ТЕКСТ.
┄┄┄┄┄┄
Русское издание романа Маринетти «Футурист Мафарка», предпринятое поэтом и теоретиком футуризма Вадимом Шершеневичем в 1916 году, – любопытный и характерный пример того, как происходила в России рецепция европейской культуры. Это, единственное до сего момента, русское издание «Мафарки» само по себе является литературным памятником, заслуживающим изучения и воспроизведения в не меньшей степени, чем французский текст пылкого итальянца 1909 года.
Именно это понимание было положено в основу работы над настоящей книгой. Не ставя перед собой задачу подготовить точный репринт, мы, тем не менее, хотели не только представить современному русскому читателю колоритный артефакт европейского модернизма, выпавший из его поля зрения ровно на сто лет, но и показать, каким увидели этот текст в 1916 году такие (не владеющие ни французским, ни итальянским языками) русские читатели, как, например, Хлебников, Маяковский, братья Бурлюки.
┄┄┄┄┄┄
ЗАДАНИЕ. Кратко перескажите абзац текста о русском издании «Мафарки», который начинается словами «Русское издание романа Маринетти». Сохраните его основные факты. Данные, приведённые ниже, здесь не используются.

ИСХОДНЫЕ ДАННЫЕ.
┄┄┄┄┄┄
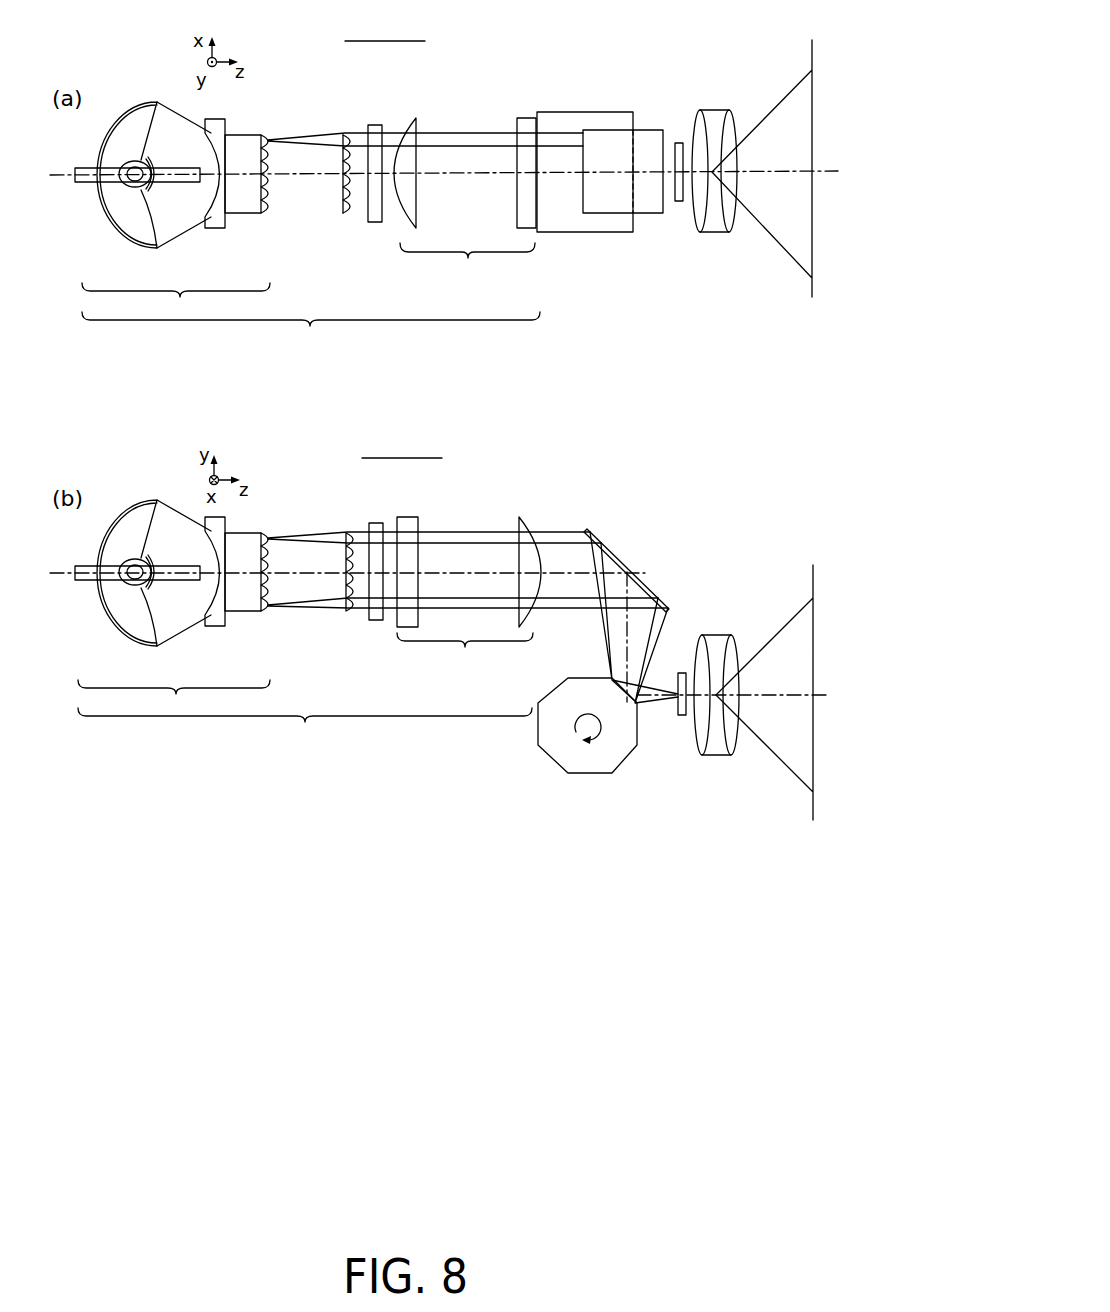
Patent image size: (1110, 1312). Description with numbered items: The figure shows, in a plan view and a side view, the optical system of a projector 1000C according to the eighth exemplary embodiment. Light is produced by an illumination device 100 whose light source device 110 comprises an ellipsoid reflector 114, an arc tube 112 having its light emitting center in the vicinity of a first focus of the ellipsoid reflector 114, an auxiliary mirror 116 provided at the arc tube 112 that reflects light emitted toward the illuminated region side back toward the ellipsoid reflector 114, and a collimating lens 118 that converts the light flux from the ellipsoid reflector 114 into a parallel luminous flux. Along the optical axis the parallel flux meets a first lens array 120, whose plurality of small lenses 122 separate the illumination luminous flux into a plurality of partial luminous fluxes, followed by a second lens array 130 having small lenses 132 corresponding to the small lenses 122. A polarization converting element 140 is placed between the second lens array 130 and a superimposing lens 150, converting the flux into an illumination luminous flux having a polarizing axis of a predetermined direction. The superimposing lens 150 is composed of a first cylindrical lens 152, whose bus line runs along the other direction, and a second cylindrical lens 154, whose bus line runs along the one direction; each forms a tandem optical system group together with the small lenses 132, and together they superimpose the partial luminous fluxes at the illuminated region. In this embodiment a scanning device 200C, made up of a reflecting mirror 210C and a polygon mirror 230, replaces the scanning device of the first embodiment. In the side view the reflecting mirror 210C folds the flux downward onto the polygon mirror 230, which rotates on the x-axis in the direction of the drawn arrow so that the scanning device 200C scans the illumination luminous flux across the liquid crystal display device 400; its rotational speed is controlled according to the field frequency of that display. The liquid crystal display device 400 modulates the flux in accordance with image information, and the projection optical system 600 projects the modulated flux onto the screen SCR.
┄┄┄┄┄┄
ГОТОВОЕ РЕШЕНИЕ. Русское издание романа Маринетти «Футурист Мафарка» подготовил в 1916 году поэт и теоретик футуризма Вадим Шершеневич. Оно показывает, как Россия воспринимала европейскую культуру. Это издание остаётся единственным русским переводом романа и само является литературным памятником. Оно заслуживает изучения и переиздания не меньше, чем французский текст 1909 года.